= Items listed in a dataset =
****************************************
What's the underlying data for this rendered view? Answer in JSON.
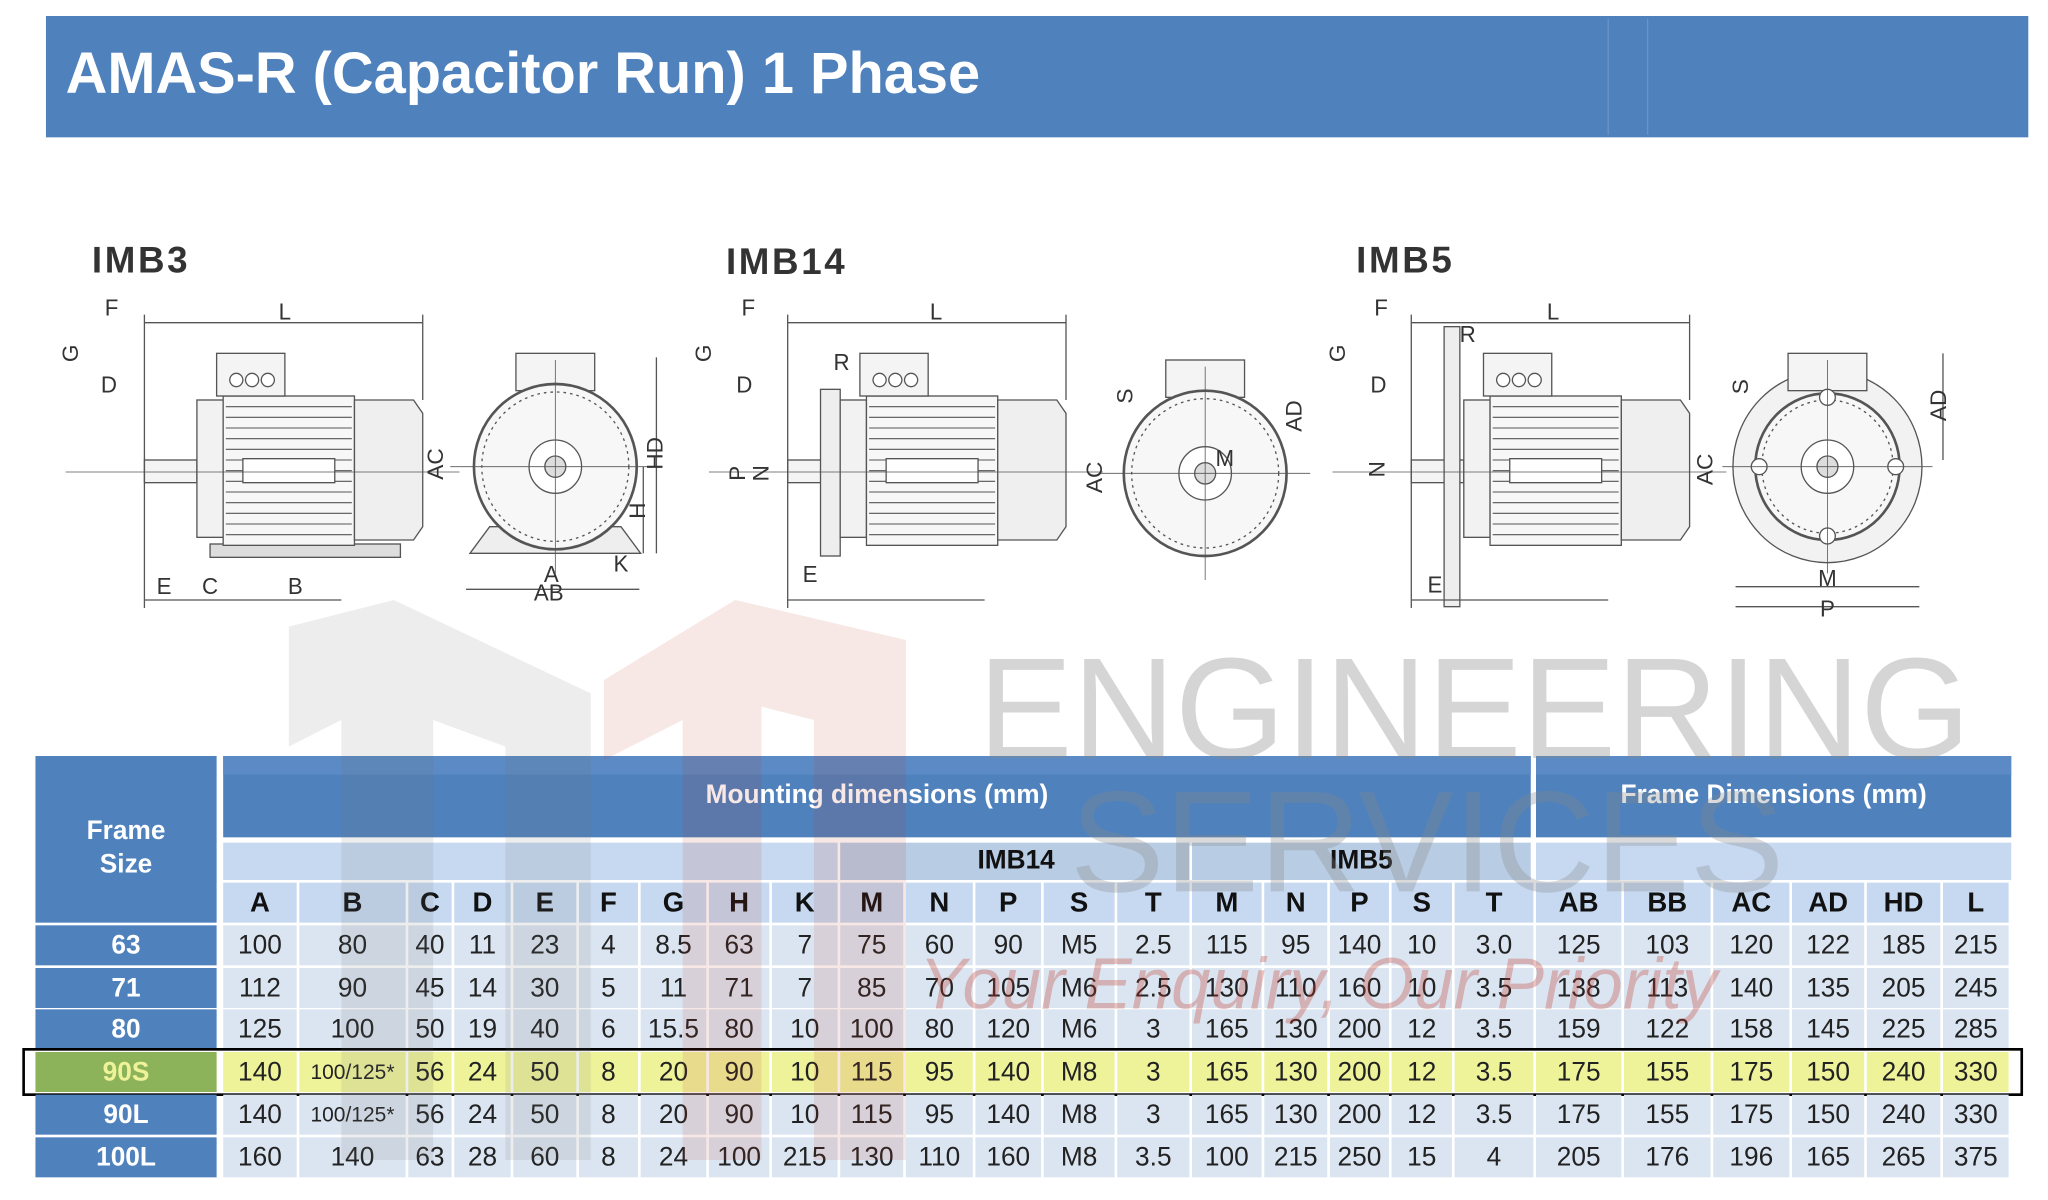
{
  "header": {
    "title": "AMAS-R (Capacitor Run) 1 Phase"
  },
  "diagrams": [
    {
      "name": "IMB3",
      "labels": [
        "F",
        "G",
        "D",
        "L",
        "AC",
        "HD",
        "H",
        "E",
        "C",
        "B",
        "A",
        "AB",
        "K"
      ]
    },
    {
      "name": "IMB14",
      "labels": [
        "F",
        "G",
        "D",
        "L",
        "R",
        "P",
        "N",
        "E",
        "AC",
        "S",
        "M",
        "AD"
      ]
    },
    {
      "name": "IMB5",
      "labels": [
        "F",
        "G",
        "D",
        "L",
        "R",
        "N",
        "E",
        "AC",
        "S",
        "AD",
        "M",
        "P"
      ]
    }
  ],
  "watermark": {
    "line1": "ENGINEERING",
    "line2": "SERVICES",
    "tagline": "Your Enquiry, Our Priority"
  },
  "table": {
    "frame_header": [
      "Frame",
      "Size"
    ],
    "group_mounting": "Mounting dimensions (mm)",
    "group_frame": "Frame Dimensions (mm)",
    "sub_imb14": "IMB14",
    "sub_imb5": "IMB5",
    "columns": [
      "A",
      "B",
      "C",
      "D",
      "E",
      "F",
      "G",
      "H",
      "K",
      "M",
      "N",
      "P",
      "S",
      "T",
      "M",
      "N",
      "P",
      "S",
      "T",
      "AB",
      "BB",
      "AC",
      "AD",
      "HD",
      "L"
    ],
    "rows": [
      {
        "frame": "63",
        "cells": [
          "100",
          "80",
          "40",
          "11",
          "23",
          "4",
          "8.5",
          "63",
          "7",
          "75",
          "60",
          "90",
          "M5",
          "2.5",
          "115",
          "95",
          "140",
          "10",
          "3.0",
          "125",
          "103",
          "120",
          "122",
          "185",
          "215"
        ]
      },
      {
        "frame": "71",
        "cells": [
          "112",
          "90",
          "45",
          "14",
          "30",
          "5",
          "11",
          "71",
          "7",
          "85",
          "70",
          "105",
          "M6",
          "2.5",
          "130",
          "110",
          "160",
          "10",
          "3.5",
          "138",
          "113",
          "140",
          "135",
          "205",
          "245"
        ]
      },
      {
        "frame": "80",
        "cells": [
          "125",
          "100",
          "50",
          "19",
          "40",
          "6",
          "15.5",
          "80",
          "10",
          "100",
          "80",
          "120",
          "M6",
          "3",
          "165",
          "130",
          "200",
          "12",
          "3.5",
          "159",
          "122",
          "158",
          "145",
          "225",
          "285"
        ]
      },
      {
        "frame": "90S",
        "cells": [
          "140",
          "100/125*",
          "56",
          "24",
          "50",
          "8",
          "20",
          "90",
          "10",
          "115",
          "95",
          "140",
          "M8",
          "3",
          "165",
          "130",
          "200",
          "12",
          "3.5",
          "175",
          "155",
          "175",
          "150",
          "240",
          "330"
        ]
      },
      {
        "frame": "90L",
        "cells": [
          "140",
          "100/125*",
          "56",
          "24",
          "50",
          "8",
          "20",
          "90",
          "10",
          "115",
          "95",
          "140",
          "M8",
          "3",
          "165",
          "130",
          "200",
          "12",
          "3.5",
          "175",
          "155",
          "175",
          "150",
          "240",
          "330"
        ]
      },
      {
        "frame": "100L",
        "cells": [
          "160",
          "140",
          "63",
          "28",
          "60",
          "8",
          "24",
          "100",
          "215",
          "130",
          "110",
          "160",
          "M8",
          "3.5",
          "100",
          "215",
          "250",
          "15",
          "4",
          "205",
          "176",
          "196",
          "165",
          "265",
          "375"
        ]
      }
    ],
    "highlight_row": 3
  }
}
****************************************
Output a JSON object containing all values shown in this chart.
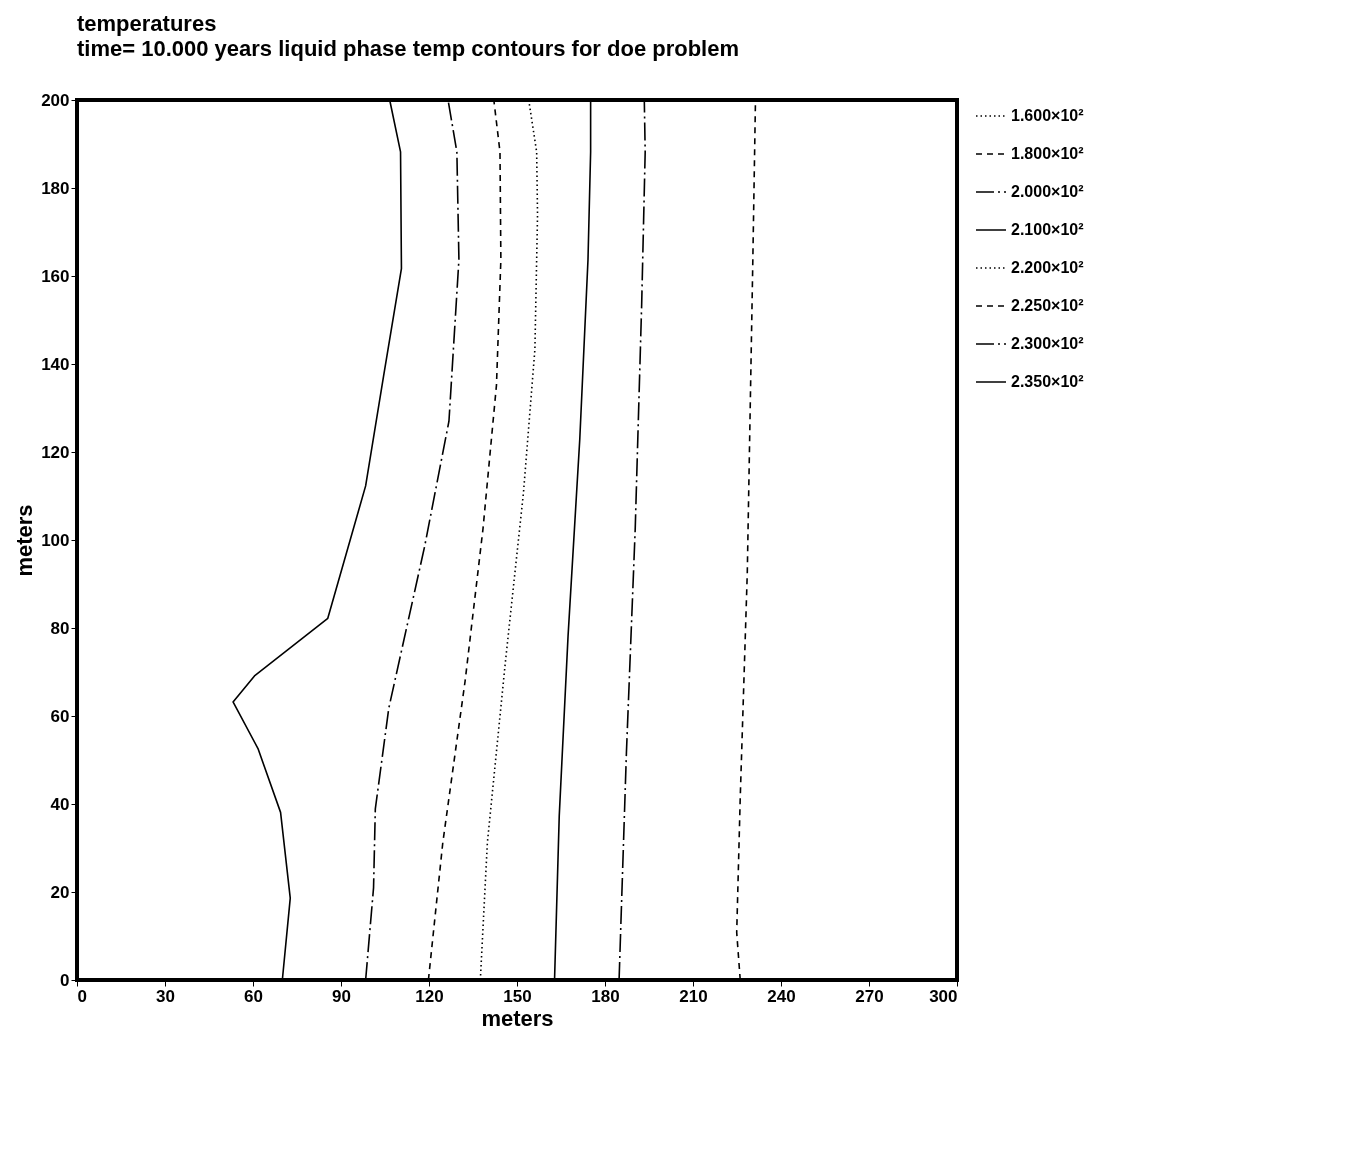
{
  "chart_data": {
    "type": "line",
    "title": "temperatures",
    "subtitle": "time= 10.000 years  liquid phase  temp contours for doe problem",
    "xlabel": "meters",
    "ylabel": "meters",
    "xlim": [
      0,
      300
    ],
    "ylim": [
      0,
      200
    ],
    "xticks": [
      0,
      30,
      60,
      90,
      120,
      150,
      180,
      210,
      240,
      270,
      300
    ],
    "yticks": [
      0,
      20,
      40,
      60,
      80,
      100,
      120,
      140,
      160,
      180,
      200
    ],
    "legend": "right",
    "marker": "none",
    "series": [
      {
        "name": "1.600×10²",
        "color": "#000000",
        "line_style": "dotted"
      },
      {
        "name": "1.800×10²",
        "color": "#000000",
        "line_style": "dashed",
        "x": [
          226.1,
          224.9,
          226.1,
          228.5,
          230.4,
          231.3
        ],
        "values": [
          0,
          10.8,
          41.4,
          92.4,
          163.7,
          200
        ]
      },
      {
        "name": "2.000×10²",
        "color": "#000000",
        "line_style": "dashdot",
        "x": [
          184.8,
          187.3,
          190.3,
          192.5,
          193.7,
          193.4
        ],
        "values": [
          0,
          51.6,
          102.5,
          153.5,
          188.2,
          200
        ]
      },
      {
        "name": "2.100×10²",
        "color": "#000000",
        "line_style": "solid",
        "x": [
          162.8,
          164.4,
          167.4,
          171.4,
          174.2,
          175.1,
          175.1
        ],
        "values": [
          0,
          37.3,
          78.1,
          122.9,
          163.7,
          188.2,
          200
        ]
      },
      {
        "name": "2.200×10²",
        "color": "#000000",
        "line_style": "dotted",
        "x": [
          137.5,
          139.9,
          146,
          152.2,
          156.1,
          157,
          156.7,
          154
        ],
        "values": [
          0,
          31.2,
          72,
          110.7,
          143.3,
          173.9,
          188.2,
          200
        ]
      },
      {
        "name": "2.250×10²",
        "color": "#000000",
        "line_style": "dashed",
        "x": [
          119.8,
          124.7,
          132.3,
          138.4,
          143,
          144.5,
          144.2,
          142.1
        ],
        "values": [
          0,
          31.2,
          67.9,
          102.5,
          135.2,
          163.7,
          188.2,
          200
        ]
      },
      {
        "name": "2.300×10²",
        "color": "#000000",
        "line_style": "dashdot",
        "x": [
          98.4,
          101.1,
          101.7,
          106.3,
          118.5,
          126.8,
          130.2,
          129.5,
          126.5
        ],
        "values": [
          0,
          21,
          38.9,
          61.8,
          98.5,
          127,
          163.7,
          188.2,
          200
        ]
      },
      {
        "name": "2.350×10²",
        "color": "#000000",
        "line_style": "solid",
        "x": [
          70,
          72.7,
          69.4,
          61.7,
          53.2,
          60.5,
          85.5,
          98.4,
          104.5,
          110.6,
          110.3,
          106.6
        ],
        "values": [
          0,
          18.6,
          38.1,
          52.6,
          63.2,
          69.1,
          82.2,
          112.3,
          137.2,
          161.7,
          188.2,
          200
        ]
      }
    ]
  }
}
****************************************
= CHALLENGE =
Return each line of the data that contains the string "this".

= EXPECTED ANSWER =
What's the underlying data for this rendered view? Answer in JSON.
Output a JSON object containing all values shown in this chart.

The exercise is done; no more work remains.